- GIVEN PROBLEM:
List every line in this data where the string "Read" occurs.

Dataset rows about figures
## Start
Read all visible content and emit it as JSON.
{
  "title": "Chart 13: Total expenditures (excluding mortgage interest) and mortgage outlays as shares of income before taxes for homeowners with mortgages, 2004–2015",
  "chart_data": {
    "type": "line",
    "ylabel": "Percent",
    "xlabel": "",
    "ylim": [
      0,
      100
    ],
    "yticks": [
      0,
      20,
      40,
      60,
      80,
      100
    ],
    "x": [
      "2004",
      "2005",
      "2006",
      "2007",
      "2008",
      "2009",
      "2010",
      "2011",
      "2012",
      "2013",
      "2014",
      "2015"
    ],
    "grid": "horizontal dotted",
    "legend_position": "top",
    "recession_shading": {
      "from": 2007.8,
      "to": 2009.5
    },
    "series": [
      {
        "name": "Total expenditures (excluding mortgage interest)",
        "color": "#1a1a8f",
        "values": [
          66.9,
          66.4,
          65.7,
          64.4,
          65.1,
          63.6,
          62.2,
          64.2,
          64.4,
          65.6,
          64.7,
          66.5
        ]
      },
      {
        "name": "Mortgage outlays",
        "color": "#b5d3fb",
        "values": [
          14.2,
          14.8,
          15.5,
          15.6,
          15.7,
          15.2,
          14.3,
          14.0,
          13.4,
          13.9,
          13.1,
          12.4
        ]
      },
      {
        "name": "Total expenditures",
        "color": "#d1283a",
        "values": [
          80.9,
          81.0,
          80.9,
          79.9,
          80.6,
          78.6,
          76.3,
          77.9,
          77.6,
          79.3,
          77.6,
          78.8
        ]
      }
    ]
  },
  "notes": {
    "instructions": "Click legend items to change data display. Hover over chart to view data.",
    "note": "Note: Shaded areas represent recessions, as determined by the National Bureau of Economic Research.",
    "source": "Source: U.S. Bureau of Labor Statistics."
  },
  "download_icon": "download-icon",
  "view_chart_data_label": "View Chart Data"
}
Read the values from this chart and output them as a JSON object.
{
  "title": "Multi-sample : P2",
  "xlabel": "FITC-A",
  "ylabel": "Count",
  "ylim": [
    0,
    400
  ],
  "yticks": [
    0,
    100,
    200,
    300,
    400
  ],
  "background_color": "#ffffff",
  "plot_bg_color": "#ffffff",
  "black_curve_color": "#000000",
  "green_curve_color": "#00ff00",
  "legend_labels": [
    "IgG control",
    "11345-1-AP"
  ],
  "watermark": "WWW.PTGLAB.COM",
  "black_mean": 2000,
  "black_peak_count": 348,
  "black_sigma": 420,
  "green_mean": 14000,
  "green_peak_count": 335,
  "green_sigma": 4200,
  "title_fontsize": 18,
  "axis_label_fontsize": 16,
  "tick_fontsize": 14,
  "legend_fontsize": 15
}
## End
## Start
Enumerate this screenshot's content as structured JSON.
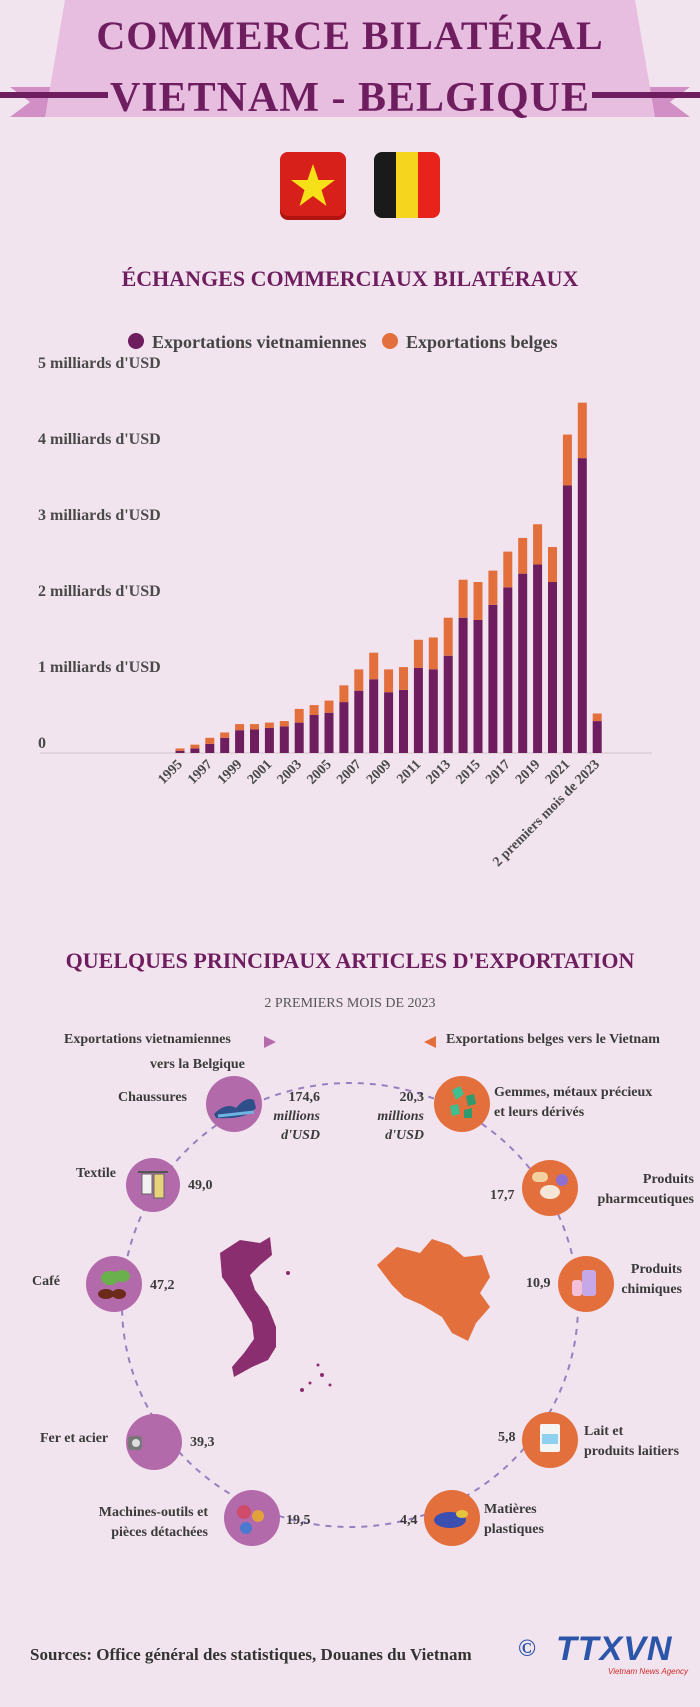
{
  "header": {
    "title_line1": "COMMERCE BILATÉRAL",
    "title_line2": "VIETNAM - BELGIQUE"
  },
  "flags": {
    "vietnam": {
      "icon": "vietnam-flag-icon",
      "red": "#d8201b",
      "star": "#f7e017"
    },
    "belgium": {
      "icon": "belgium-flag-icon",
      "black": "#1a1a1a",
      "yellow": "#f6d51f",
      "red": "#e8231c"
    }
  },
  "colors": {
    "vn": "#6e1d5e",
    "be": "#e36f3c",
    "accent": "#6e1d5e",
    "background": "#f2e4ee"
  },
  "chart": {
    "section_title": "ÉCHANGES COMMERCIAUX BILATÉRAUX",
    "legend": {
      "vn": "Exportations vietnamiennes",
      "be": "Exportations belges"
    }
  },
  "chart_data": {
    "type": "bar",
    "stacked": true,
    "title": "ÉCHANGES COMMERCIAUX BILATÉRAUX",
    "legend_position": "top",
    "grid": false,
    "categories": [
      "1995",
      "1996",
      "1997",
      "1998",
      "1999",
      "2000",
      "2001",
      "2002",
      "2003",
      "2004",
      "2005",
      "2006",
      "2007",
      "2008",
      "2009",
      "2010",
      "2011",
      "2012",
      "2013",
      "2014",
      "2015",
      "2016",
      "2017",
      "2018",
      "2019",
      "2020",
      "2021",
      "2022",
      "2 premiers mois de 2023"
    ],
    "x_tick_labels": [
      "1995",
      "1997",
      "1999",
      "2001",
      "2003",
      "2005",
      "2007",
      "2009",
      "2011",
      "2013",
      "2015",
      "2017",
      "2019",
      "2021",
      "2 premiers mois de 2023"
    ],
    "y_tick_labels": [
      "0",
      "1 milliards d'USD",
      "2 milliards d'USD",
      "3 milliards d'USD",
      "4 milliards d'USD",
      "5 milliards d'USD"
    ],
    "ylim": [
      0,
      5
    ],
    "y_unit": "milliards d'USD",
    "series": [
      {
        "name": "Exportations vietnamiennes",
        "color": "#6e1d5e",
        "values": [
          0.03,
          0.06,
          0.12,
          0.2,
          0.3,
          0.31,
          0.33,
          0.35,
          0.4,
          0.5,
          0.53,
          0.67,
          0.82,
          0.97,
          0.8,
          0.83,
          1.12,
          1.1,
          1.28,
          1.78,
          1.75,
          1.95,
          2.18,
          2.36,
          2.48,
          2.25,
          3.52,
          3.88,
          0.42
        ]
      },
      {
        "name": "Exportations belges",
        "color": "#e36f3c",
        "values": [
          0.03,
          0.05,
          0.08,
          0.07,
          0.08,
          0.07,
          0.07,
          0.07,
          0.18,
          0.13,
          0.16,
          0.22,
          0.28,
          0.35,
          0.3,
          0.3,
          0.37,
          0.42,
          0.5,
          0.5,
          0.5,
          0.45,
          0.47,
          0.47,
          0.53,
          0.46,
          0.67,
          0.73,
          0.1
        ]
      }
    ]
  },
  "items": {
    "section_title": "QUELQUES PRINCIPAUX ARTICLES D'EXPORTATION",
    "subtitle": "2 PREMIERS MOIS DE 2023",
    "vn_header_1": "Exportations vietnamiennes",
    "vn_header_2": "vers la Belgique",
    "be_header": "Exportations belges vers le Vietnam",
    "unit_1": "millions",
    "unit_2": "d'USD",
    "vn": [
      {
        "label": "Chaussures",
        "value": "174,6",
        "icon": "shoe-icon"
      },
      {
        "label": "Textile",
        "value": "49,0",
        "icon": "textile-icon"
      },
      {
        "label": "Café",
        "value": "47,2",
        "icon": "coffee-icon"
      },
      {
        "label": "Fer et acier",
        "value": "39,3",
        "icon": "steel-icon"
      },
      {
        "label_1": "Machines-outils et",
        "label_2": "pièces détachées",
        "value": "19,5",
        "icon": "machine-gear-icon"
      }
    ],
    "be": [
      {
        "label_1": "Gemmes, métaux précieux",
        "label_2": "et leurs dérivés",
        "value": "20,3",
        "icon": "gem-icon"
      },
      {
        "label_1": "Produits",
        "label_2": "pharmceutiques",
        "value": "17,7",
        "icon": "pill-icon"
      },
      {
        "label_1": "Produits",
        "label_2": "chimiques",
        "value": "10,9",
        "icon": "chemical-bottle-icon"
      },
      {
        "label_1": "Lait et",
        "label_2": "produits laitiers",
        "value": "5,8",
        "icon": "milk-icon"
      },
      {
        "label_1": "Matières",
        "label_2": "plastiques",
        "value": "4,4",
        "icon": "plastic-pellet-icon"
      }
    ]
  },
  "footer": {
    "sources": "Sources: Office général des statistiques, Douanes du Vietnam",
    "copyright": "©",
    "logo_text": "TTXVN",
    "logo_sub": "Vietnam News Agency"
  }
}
## End
## Start
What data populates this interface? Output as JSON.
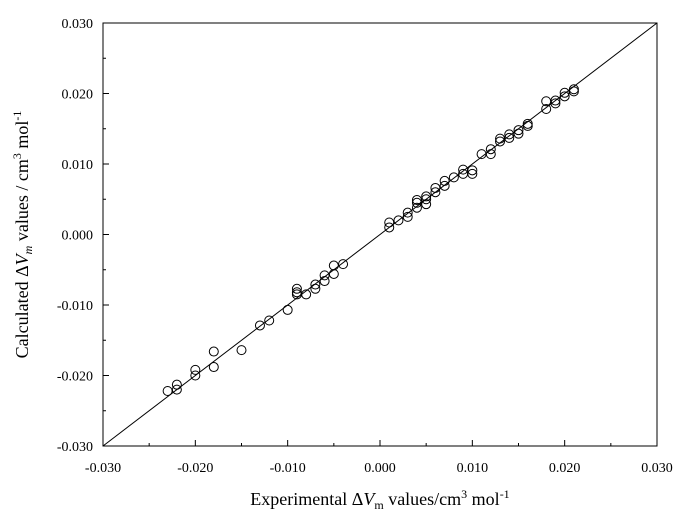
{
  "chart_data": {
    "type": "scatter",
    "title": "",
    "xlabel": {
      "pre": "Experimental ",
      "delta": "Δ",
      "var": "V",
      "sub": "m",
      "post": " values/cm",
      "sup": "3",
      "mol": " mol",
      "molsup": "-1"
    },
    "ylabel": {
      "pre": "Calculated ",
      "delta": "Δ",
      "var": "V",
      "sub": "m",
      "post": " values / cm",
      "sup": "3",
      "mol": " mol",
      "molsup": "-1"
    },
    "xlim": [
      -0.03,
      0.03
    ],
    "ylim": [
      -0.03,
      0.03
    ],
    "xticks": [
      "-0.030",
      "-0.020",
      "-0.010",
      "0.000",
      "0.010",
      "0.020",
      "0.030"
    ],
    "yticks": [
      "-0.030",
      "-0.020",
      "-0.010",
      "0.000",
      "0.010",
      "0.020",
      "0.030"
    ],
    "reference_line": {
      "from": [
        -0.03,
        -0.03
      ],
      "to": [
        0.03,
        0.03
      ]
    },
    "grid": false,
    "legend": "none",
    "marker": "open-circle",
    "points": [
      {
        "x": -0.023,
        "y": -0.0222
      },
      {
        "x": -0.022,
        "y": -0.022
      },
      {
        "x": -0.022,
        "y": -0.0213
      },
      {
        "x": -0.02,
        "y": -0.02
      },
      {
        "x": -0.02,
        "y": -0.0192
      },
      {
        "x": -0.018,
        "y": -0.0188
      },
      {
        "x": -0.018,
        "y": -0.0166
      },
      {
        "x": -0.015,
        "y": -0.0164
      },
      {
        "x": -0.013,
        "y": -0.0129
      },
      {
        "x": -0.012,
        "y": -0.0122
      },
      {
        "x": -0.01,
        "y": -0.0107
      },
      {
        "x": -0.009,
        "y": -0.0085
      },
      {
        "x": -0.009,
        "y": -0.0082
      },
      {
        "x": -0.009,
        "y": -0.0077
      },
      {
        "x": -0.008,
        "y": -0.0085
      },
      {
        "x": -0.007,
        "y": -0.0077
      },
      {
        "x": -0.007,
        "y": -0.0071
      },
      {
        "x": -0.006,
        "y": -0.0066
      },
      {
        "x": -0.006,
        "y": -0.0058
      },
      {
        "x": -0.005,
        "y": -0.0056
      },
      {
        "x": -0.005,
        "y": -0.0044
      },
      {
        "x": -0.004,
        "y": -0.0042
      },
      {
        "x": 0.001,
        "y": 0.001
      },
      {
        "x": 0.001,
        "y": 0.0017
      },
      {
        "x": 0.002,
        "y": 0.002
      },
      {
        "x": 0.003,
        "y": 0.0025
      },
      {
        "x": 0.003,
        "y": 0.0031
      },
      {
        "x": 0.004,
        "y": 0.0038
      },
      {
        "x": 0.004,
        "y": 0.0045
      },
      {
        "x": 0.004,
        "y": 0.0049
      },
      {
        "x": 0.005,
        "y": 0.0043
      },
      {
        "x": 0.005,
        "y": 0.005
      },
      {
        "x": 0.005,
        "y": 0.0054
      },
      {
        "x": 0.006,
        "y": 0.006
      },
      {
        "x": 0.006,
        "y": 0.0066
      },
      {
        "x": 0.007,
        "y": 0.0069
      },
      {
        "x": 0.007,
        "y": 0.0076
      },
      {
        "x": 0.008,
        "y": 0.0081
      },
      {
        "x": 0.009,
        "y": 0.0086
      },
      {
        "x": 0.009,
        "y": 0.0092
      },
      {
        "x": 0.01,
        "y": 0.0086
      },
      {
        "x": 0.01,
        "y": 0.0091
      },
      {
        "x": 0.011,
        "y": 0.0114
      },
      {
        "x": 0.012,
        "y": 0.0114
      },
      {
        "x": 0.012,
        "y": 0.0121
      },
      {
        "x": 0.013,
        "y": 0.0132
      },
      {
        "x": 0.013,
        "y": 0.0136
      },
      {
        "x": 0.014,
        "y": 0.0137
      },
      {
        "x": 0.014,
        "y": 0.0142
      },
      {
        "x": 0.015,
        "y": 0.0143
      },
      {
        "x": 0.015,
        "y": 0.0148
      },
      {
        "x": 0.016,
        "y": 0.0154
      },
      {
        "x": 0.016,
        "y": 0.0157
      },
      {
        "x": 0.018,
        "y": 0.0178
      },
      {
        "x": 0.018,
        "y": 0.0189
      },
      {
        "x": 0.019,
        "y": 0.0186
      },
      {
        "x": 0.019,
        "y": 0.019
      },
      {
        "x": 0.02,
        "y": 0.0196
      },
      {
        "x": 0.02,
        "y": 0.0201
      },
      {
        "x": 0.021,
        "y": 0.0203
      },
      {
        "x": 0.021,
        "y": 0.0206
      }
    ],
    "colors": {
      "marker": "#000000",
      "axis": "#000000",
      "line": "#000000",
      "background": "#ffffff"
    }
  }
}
## End
- RIGHT ANSWER:
Read all visible content and emit it as JSON.
Read the values from this chart and output them as a JSON object.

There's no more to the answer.